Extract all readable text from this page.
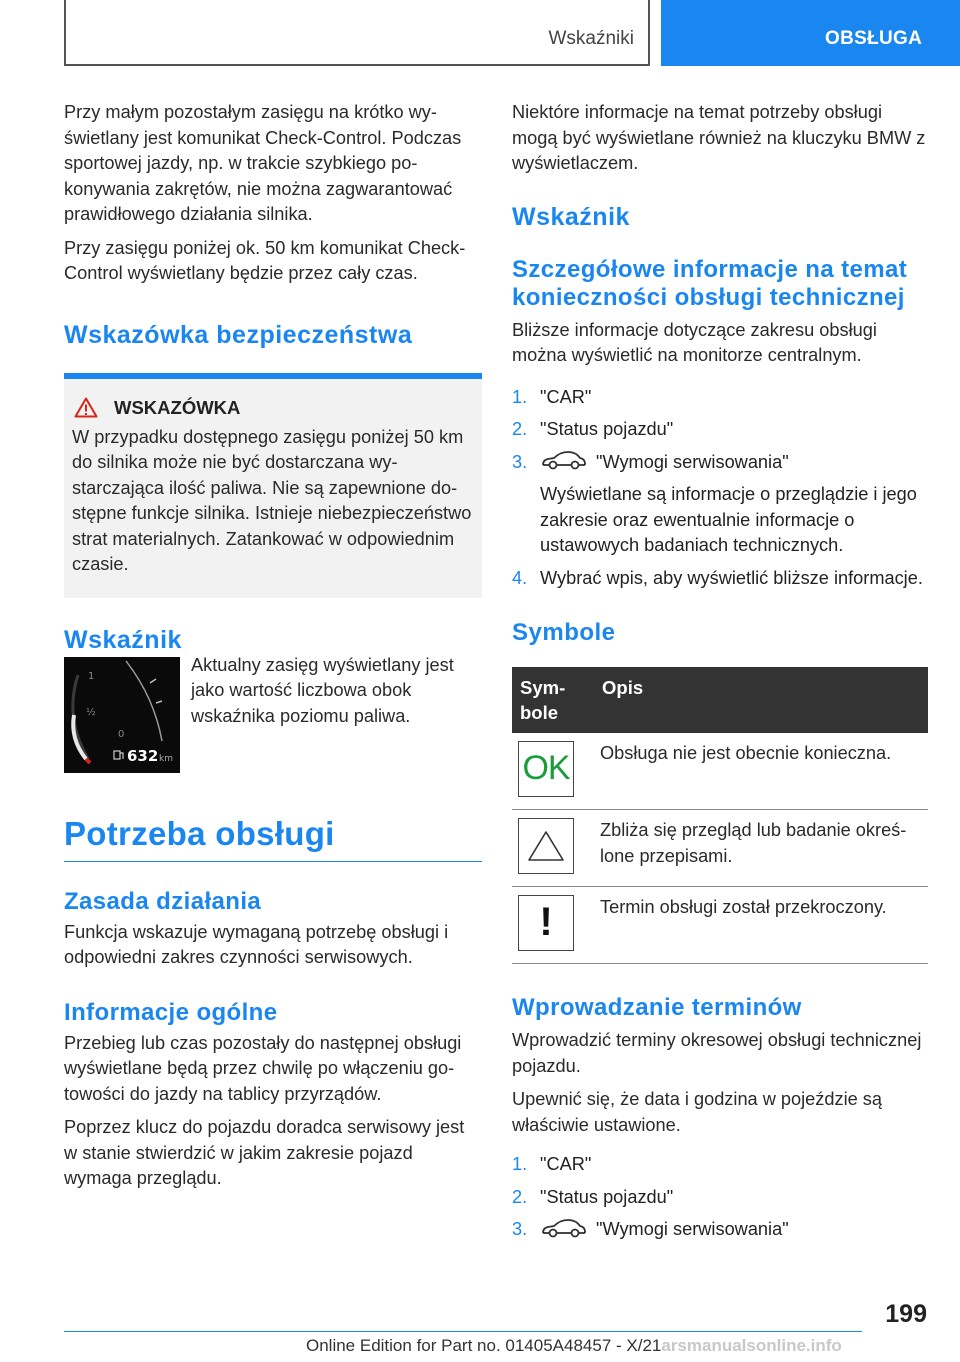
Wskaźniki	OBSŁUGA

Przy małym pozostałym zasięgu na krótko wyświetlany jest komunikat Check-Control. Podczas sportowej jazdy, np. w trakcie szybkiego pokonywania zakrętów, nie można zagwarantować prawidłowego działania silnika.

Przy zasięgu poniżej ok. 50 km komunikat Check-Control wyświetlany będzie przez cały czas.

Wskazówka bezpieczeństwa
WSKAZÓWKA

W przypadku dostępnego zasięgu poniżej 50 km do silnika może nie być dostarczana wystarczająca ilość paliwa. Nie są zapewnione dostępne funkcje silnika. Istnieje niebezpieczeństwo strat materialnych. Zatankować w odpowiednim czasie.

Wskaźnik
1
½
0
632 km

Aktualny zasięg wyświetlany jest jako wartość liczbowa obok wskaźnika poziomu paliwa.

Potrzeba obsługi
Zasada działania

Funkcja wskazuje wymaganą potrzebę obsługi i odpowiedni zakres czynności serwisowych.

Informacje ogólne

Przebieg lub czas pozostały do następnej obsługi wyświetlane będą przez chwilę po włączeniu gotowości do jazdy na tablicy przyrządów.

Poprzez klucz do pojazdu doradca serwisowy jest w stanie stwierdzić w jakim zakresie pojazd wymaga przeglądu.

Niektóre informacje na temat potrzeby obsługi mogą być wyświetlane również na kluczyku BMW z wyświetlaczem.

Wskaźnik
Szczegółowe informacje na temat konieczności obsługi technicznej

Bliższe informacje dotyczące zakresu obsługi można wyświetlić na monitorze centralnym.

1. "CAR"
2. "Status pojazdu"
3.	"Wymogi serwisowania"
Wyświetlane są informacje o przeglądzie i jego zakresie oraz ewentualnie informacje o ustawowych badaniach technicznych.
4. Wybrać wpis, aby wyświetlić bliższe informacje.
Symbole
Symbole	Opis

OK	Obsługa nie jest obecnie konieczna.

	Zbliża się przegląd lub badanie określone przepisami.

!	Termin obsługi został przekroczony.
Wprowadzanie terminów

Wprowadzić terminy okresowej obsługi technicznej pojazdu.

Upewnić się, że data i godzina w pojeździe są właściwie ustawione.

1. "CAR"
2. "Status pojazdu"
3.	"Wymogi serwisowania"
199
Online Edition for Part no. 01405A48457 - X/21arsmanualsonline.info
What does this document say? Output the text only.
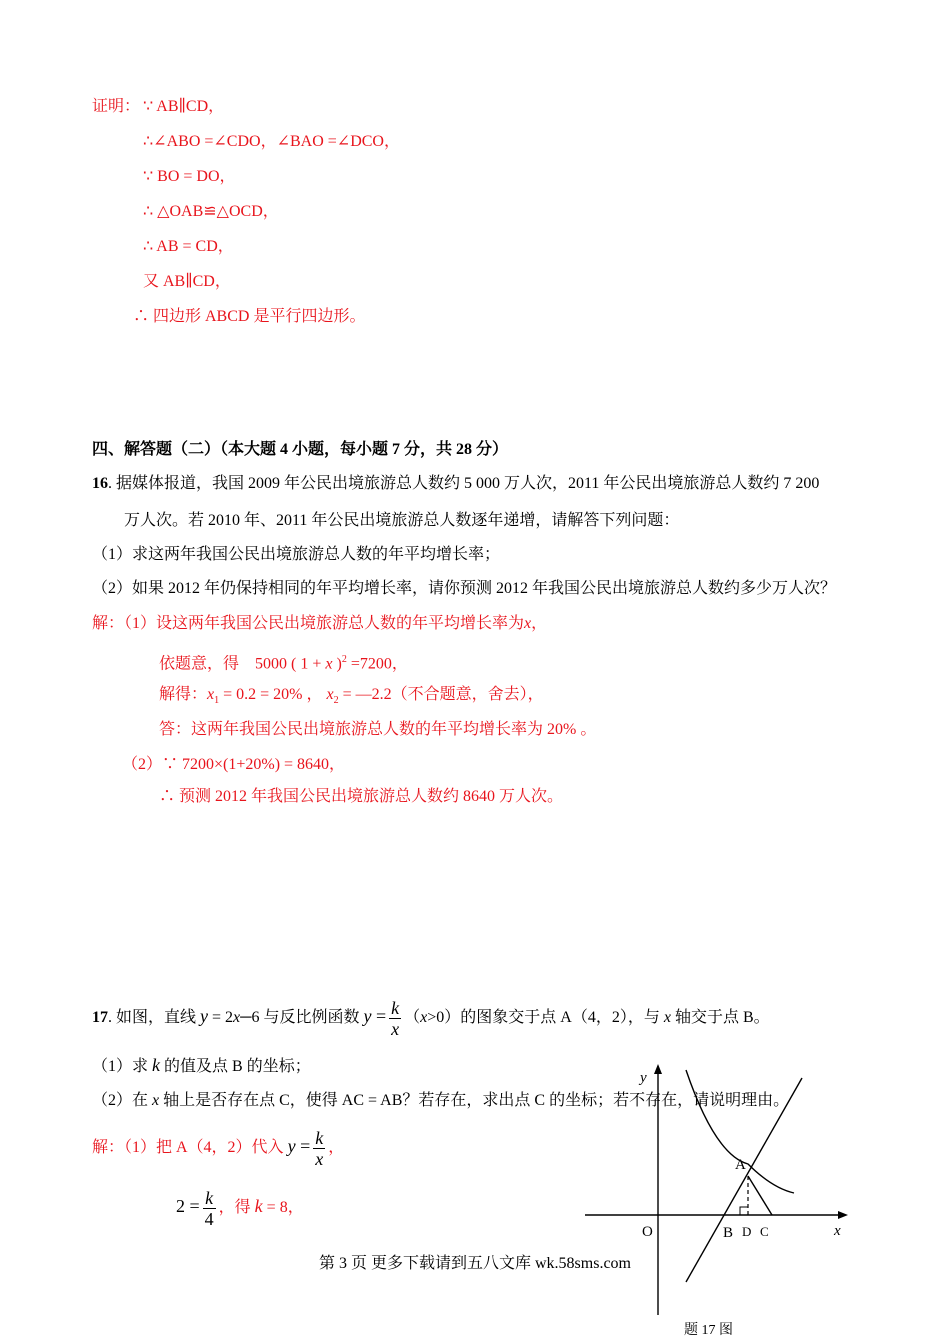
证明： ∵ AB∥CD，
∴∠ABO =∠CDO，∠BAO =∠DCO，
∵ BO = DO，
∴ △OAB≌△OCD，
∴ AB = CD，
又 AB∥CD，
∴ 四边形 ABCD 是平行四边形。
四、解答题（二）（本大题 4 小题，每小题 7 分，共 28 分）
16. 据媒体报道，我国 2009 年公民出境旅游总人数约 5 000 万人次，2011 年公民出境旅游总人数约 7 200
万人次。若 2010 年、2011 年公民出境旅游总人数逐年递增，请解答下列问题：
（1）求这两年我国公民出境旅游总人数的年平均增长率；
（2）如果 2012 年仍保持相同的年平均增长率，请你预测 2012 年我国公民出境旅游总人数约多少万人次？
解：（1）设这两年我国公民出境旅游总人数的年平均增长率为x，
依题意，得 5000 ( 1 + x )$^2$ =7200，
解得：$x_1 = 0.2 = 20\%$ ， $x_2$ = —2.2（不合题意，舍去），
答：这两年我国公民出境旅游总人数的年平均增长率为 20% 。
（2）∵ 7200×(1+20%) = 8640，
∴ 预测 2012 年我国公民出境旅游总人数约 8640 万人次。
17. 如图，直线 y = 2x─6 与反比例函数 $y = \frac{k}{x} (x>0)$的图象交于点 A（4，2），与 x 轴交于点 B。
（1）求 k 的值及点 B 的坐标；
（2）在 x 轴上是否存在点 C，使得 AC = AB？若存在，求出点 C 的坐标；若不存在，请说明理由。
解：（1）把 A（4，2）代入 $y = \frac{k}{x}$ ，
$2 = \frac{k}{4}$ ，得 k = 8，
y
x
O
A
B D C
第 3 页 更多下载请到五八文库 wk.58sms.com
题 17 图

====

*Requirements*
Give only the count of lines in this material that contain the string "komunikat".

*Solution for this problem*
2